INFORMATION SHOWN:
┌──

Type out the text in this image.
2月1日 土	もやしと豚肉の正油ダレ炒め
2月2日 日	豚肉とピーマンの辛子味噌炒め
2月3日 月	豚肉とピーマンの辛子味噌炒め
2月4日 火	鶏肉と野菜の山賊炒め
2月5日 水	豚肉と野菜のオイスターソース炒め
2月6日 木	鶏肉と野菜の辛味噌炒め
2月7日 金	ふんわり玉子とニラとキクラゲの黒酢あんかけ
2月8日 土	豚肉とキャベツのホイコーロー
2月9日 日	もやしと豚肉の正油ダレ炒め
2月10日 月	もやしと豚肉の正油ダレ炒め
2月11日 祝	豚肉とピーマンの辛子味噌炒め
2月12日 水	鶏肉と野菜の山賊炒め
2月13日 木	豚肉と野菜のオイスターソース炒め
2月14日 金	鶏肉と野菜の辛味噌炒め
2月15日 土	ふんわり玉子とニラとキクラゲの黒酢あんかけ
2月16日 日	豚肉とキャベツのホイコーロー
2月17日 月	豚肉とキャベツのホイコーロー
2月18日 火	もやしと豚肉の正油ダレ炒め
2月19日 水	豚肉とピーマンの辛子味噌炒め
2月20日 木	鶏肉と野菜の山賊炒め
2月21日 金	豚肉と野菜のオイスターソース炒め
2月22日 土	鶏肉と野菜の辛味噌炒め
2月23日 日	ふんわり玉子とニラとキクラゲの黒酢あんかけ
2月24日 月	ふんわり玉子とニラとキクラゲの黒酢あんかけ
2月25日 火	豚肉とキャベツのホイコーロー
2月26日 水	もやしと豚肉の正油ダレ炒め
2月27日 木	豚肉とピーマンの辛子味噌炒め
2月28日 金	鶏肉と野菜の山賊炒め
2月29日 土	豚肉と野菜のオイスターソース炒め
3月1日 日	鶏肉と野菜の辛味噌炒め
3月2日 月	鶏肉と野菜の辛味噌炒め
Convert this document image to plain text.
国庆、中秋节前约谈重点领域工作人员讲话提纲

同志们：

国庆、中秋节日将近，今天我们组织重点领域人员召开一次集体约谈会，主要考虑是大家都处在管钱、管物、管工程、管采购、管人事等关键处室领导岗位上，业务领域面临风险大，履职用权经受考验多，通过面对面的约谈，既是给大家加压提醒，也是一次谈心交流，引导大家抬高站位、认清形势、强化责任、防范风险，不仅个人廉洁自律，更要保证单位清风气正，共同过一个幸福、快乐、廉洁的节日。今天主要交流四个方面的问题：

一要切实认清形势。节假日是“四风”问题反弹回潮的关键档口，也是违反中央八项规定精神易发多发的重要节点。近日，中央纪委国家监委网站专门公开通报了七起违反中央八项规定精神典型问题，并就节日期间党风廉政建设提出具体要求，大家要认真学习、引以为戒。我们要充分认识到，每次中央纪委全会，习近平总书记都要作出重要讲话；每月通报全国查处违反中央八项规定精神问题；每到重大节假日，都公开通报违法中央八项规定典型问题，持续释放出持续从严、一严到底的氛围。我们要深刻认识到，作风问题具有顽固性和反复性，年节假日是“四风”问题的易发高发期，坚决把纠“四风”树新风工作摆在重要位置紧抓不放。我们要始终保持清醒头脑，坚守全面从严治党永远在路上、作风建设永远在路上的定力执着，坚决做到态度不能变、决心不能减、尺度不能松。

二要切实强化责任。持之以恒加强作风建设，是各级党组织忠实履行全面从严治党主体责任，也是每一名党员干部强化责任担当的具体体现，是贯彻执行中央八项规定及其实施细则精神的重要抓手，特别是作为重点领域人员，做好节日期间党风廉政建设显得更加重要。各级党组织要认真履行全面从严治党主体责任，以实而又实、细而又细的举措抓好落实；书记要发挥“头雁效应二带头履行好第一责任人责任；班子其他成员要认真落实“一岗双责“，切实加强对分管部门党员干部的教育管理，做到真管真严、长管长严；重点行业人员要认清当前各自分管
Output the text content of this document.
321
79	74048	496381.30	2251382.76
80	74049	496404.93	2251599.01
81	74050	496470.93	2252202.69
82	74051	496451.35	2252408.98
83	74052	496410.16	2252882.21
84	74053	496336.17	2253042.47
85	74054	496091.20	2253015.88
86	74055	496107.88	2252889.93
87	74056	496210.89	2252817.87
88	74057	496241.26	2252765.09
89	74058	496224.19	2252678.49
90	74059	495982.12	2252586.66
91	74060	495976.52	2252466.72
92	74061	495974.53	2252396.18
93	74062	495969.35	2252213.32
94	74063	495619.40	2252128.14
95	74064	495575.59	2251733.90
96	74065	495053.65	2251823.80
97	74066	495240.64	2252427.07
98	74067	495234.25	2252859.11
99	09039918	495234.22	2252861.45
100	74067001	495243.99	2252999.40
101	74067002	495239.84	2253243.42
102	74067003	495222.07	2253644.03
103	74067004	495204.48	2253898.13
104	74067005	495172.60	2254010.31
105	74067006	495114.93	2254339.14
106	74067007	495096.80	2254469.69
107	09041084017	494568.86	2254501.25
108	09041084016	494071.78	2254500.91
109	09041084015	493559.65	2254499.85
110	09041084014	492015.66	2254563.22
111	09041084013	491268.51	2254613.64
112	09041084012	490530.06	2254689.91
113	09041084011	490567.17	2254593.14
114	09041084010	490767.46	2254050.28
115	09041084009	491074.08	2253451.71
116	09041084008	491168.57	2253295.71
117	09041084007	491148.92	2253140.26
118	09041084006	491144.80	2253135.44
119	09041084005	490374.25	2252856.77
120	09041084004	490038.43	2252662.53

└──
┌──

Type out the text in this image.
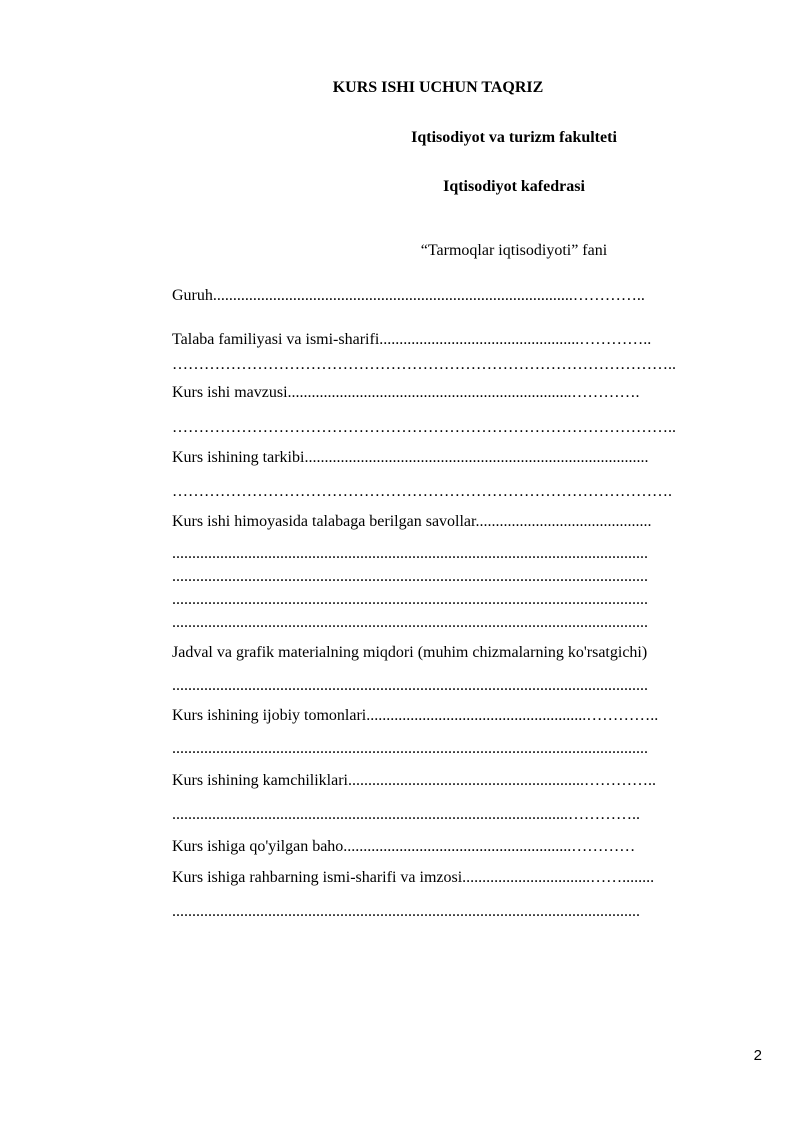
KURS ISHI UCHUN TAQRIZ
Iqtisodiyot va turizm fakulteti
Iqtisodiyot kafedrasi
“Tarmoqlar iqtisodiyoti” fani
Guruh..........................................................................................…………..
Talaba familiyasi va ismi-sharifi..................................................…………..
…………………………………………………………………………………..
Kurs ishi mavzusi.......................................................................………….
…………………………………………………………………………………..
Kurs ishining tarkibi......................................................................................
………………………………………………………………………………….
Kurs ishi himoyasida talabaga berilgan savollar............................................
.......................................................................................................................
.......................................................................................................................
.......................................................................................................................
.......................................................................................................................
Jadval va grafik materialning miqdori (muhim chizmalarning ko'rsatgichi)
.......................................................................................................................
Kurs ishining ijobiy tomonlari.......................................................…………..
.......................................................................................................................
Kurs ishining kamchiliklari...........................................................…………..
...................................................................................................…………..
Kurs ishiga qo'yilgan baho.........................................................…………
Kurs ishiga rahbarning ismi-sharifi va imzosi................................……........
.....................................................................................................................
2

└──

PROBLEM DETAILS: Each line in the listing above that contains "ふんわり玉子とニラとキクラゲの黒酢あんかけ" should be copied.

TASK SOLUTION:
2月7日 金	ふんわり玉子とニラとキクラゲの黒酢あんかけ
2月15日 土	ふんわり玉子とニラとキクラゲの黒酢あんかけ
2月23日 日	ふんわり玉子とニラとキクラゲの黒酢あんかけ
2月24日 月	ふんわり玉子とニラとキクラゲの黒酢あんかけ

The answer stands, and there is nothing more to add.